Look through the data for the string "meikam". Copy every line where it is found.
==*==
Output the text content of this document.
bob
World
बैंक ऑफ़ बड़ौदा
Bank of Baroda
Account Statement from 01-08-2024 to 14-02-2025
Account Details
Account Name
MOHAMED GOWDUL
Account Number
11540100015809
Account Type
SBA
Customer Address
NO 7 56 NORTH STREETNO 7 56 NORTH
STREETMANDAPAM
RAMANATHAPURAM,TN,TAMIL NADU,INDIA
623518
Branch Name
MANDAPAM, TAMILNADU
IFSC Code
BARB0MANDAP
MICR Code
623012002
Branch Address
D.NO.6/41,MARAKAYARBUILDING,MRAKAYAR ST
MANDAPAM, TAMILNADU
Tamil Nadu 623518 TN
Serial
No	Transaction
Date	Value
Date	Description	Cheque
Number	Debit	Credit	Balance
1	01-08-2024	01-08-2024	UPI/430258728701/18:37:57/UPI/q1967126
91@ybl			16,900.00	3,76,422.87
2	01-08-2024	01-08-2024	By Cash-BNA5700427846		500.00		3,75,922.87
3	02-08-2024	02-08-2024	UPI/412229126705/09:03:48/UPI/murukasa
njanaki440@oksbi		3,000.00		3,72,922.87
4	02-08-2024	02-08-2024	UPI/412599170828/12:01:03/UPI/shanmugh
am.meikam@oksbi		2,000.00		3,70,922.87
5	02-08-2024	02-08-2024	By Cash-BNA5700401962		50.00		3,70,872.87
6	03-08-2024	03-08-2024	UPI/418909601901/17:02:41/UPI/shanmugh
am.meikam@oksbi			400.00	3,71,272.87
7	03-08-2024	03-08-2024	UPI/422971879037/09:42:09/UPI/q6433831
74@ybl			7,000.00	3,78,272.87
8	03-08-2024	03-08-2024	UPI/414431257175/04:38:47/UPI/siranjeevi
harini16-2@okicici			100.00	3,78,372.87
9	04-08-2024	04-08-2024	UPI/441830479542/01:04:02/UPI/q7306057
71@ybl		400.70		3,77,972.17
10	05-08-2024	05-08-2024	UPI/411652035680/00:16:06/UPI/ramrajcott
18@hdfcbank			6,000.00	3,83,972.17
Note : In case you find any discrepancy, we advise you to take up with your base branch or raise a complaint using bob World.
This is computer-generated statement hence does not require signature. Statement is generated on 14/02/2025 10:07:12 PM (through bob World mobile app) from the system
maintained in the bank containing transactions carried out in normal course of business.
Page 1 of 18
==*==
[Solution to the problem]
am.meikam@oksbi		2,000.00		3,70,922.87
am.meikam@oksbi			400.00	3,71,272.87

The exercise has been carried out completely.